What is required: Copy the listing below in full and skip every picture.

Data shown:
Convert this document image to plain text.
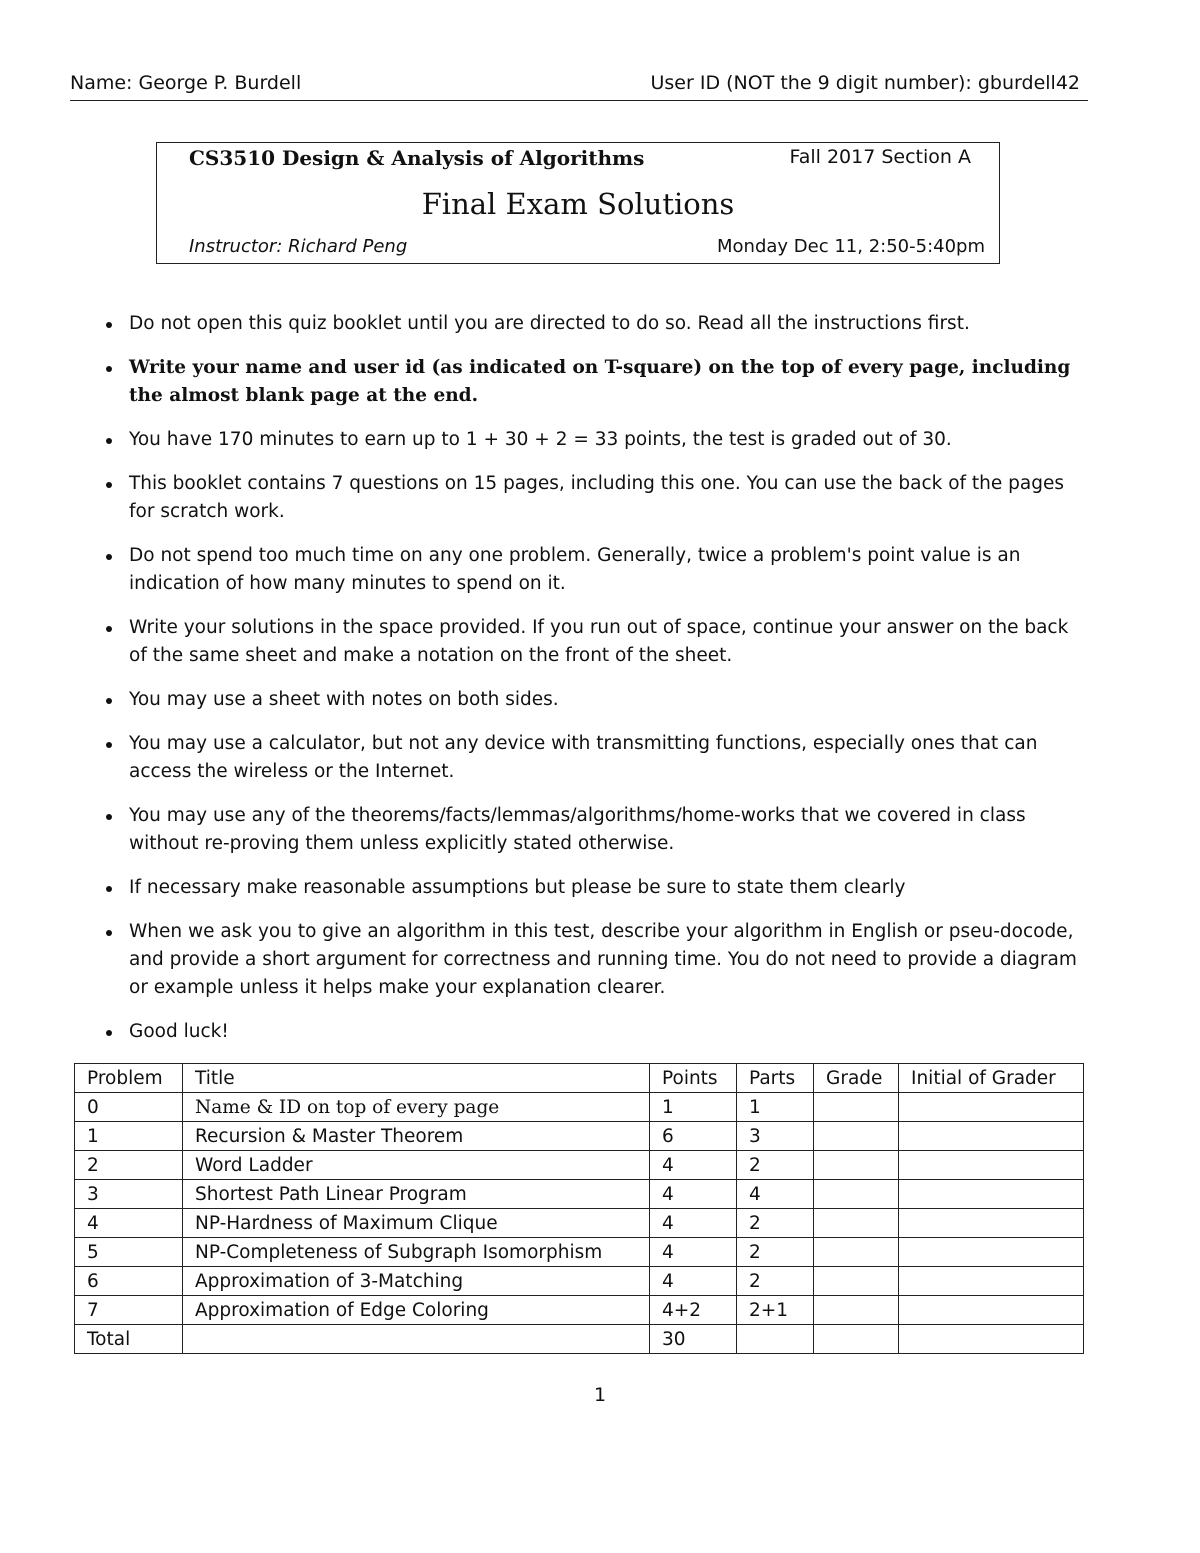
Name: George P. Burdell	User ID (NOT the 9 digit number): gburdell42
CS3510 Design & Analysis of Algorithms	Fall 2017 Section A
Final Exam Solutions
Instructor: Richard Peng	Monday Dec 11, 2:50-5:40pm
Do not open this quiz booklet until you are directed to do so. Read all the instructions first.
Write your name and user id (as indicated on T-square) on the top of every page, including the almost blank page at the end.
You have 170 minutes to earn up to 1 + 30 + 2 = 33 points, the test is graded out of 30.
This booklet contains 7 questions on 15 pages, including this one. You can use the back of the pages for scratch work.
Do not spend too much time on any one problem. Generally, twice a problem's point value is an indication of how many minutes to spend on it.
Write your solutions in the space provided. If you run out of space, continue your answer on the back of the same sheet and make a notation on the front of the sheet.
You may use a sheet with notes on both sides.
You may use a calculator, but not any device with transmitting functions, especially ones that can access the wireless or the Internet.
You may use any of the theorems/facts/lemmas/algorithms/home-works that we covered in class without re-proving them unless explicitly stated otherwise.
If necessary make reasonable assumptions but please be sure to state them clearly
When we ask you to give an algorithm in this test, describe your algorithm in English or pseu-docode, and provide a short argument for correctness and running time. You do not need to provide a diagram or example unless it helps make your explanation clearer.
Good luck!
Problem	Title	Points	Parts	Grade	Initial of Grader
0	Name & ID on top of every page	1	1		
1	Recursion & Master Theorem	6	3		
2	Word Ladder	4	2		
3	Shortest Path Linear Program	4	4		
4	NP-Hardness of Maximum Clique	4	2		
5	NP-Completeness of Subgraph Isomorphism	4	2		
6	Approximation of 3-Matching	4	2		
7	Approximation of Edge Coloring	4+2	2+1		
Total		30			
1
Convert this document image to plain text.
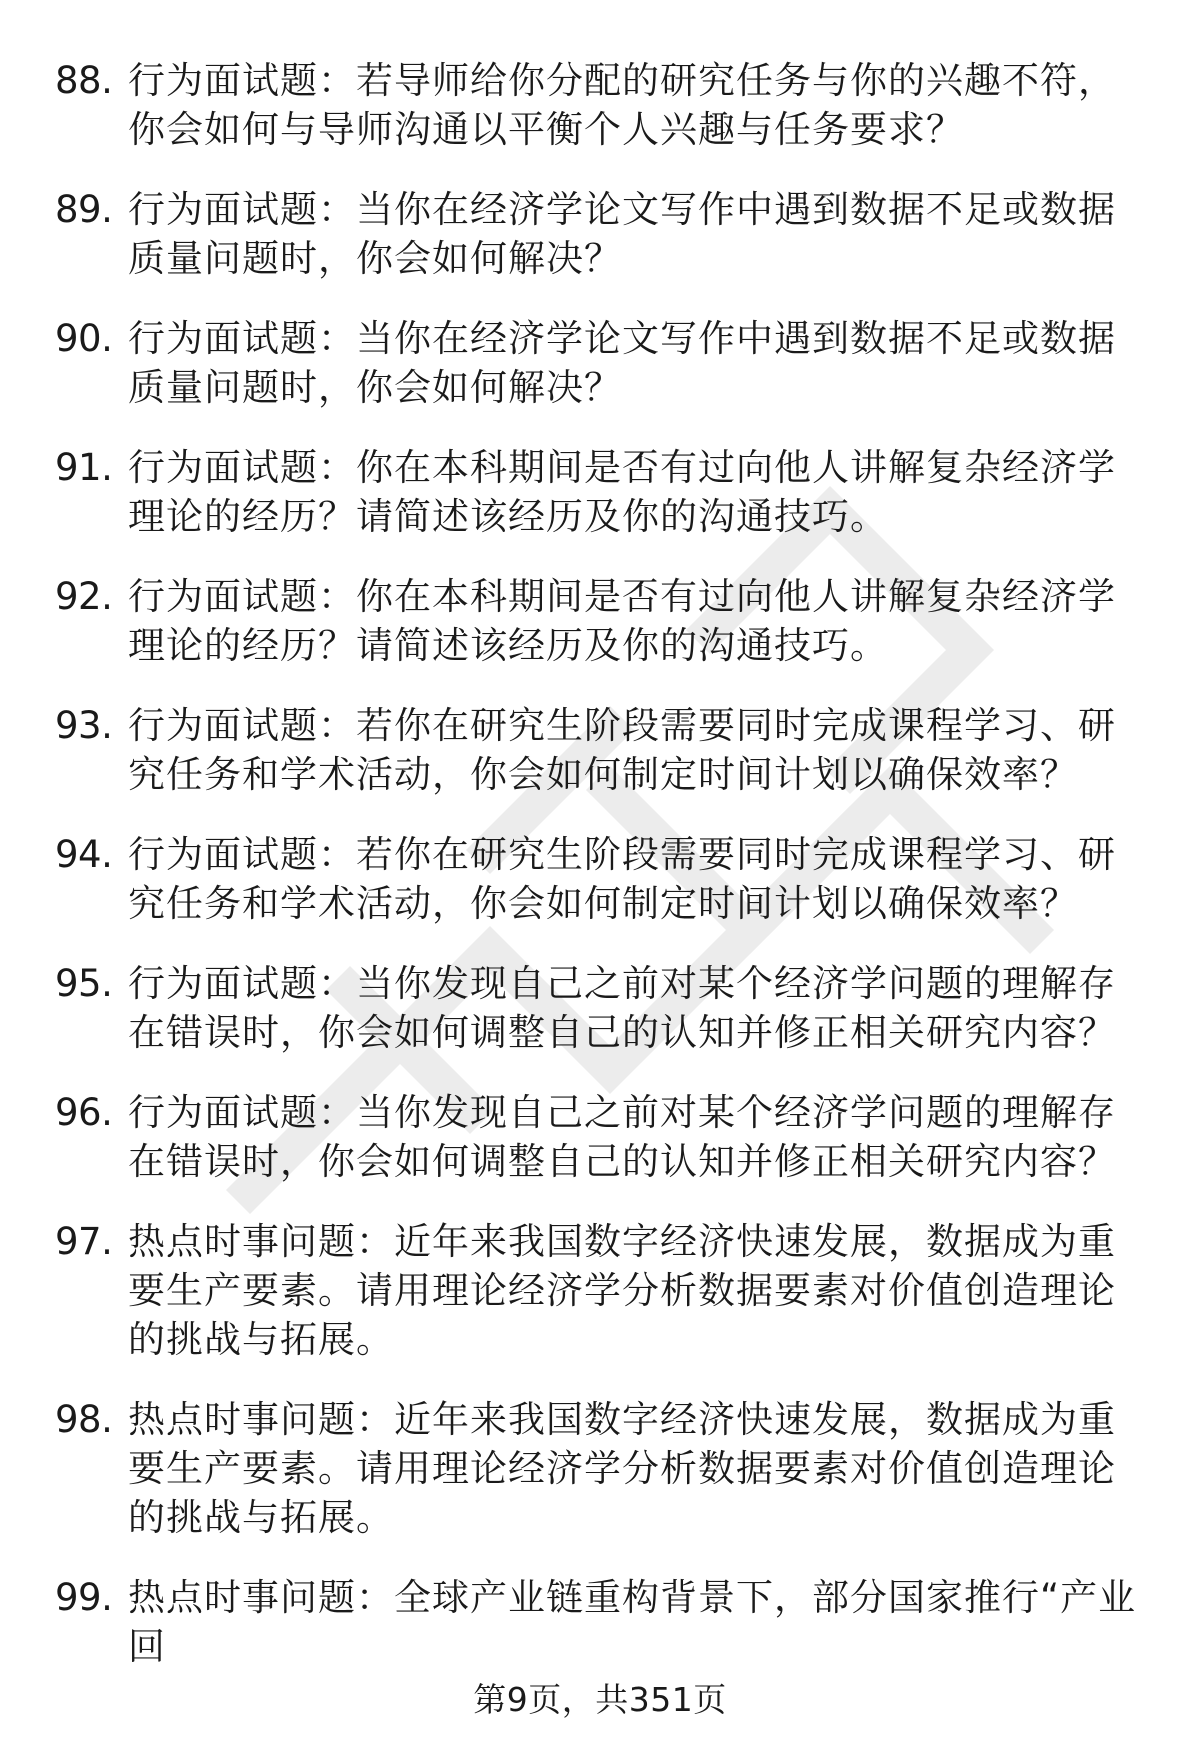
88. 行为面试题：若导师给你分配的研究任务与你的兴趣不符，你会如何与导师沟通以平衡个人兴趣与任务要求？
89. 行为面试题：当你在经济学论文写作中遇到数据不足或数据质量问题时，你会如何解决？
90. 行为面试题：当你在经济学论文写作中遇到数据不足或数据质量问题时，你会如何解决？
91. 行为面试题：你在本科期间是否有过向他人讲解复杂经济学理论的经历？请简述该经历及你的沟通技巧。
92. 行为面试题：你在本科期间是否有过向他人讲解复杂经济学理论的经历？请简述该经历及你的沟通技巧。
93. 行为面试题：若你在研究生阶段需要同时完成课程学习、研究任务和学术活动，你会如何制定时间计划以确保效率？
94. 行为面试题：若你在研究生阶段需要同时完成课程学习、研究任务和学术活动，你会如何制定时间计划以确保效率？
95. 行为面试题：当你发现自己之前对某个经济学问题的理解存在错误时，你会如何调整自己的认知并修正相关研究内容？
96. 行为面试题：当你发现自己之前对某个经济学问题的理解存在错误时，你会如何调整自己的认知并修正相关研究内容？
97. 热点时事问题：近年来我国数字经济快速发展，数据成为重要生产要素。请用理论经济学分析数据要素对价值创造理论的挑战与拓展。
98. 热点时事问题：近年来我国数字经济快速发展，数据成为重要生产要素。请用理论经济学分析数据要素对价值创造理论的挑战与拓展。
99. 热点时事问题：全球产业链重构背景下，部分国家推行“产业回
第9页，共351页
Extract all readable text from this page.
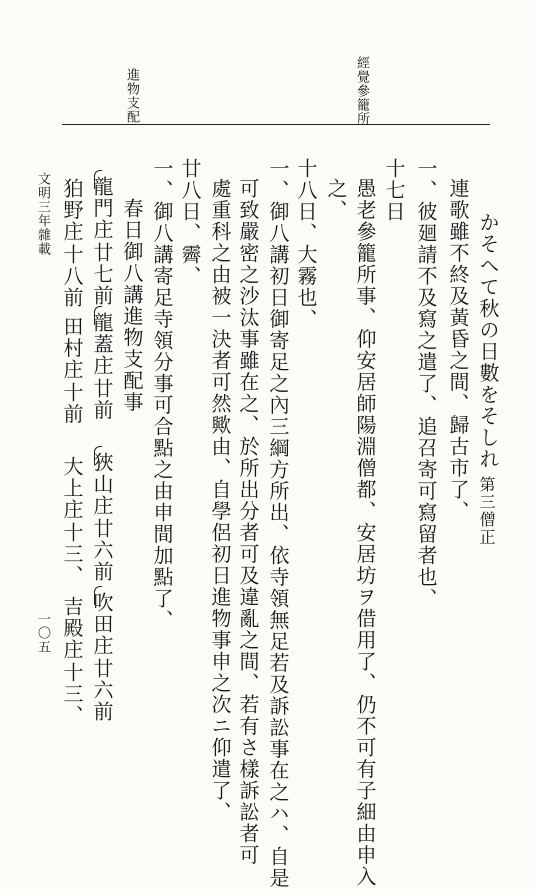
經覺參籠所
進物支配
第三僧正
かそへて秋の日數をそしれ
連歌雖不終及黃昏之間、歸古市了、
一、彼廻請不及寫之遣了、追召寄可寫留者也、
十七日
愚老參籠所事、仰安居師陽淵僧都、安居坊ヲ借用了、仍不可有子細由申入
之、
十八日、大霧也、
一、御八講初日御寄足之內三綱方所出、依寺領無足若及訴訟事在之ハ、自是
可致嚴密之沙汰事雖在之、於所出分者可及違亂之間、若有さ樣訴訟者可
處重科之由被一決者可然歟由、自學侶初日進物事申之次ニ仰遣了、
廿八日、霽、
一、御八講寄足寺領分事可合點之由申間加點了、
春日御八講進物支配事
龍門庄
廿七前
龍蓋庄
廿前
狹山庄
廿六前
吹田庄
廿六前
狛野庄
十八前
田村庄
十前
大上庄
十三、
吉殿庄
十三、
文明三年雜載
一〇五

Task answer:
Convert this document image to plain text.
Name: George P. Burdell	User ID (NOT the 9 digit number): gburdell42
CS3510 Design & Analysis of Algorithms	Fall 2017 Section A
Final Exam Solutions
Instructor: Richard Peng	Monday Dec 11, 2:50-5:40pm
Do not open this quiz booklet until you are directed to do so. Read all the instructions first.
Write your name and user id (as indicated on T-square) on the top of every page, including the almost blank page at the end.
You have 170 minutes to earn up to 1 + 30 + 2 = 33 points, the test is graded out of 30.
This booklet contains 7 questions on 15 pages, including this one. You can use the back of the pages for scratch work.
Do not spend too much time on any one problem. Generally, twice a problem's point value is an indication of how many minutes to spend on it.
Write your solutions in the space provided. If you run out of space, continue your answer on the back of the same sheet and make a notation on the front of the sheet.
You may use a sheet with notes on both sides.
You may use a calculator, but not any device with transmitting functions, especially ones that can access the wireless or the Internet.
You may use any of the theorems/facts/lemmas/algorithms/home-works that we covered in class without re-proving them unless explicitly stated otherwise.
If necessary make reasonable assumptions but please be sure to state them clearly
When we ask you to give an algorithm in this test, describe your algorithm in English or pseu-docode, and provide a short argument for correctness and running time. You do not need to provide a diagram or example unless it helps make your explanation clearer.
Good luck!
Problem	Title	Points	Parts	Grade	Initial of Grader
0	Name & ID on top of every page	1	1		
1	Recursion & Master Theorem	6	3		
2	Word Ladder	4	2		
3	Shortest Path Linear Program	4	4		
4	NP-Hardness of Maximum Clique	4	2		
5	NP-Completeness of Subgraph Isomorphism	4	2		
6	Approximation of 3-Matching	4	2		
7	Approximation of Edge Coloring	4+2	2+1		
Total		30			
1
Convert this document image to plain text.
88. 行为面试题：若导师给你分配的研究任务与你的兴趣不符，你会如何与导师沟通以平衡个人兴趣与任务要求？
89. 行为面试题：当你在经济学论文写作中遇到数据不足或数据质量问题时，你会如何解决？
90. 行为面试题：当你在经济学论文写作中遇到数据不足或数据质量问题时，你会如何解决？
91. 行为面试题：你在本科期间是否有过向他人讲解复杂经济学理论的经历？请简述该经历及你的沟通技巧。
92. 行为面试题：你在本科期间是否有过向他人讲解复杂经济学理论的经历？请简述该经历及你的沟通技巧。
93. 行为面试题：若你在研究生阶段需要同时完成课程学习、研究任务和学术活动，你会如何制定时间计划以确保效率？
94. 行为面试题：若你在研究生阶段需要同时完成课程学习、研究任务和学术活动，你会如何制定时间计划以确保效率？
95. 行为面试题：当你发现自己之前对某个经济学问题的理解存在错误时，你会如何调整自己的认知并修正相关研究内容？
96. 行为面试题：当你发现自己之前对某个经济学问题的理解存在错误时，你会如何调整自己的认知并修正相关研究内容？
97. 热点时事问题：近年来我国数字经济快速发展，数据成为重要生产要素。请用理论经济学分析数据要素对价值创造理论的挑战与拓展。
98. 热点时事问题：近年来我国数字经济快速发展，数据成为重要生产要素。请用理论经济学分析数据要素对价值创造理论的挑战与拓展。
99. 热点时事问题：全球产业链重构背景下，部分国家推行“产业回
第9页，共351页
Extract all readable text from this page.
經覺參籠所
進物支配
第三僧正
かそへて秋の日數をそしれ
連歌雖不終及黃昏之間、歸古市了、
一、彼廻請不及寫之遣了、追召寄可寫留者也、
十七日
愚老參籠所事、仰安居師陽淵僧都、安居坊ヲ借用了、仍不可有子細由申入
之、
十八日、大霧也、
一、御八講初日御寄足之內三綱方所出、依寺領無足若及訴訟事在之ハ、自是
可致嚴密之沙汰事雖在之、於所出分者可及違亂之間、若有さ樣訴訟者可
處重科之由被一決者可然歟由、自學侶初日進物事申之次ニ仰遣了、
廿八日、霽、
一、御八講寄足寺領分事可合點之由申間加點了、
春日御八講進物支配事
龍門庄
廿七前
龍蓋庄
廿前
狹山庄
廿六前
吹田庄
廿六前
狛野庄
十八前
田村庄
十前
大上庄
十三、
吉殿庄
十三、
文明三年雜載
一〇五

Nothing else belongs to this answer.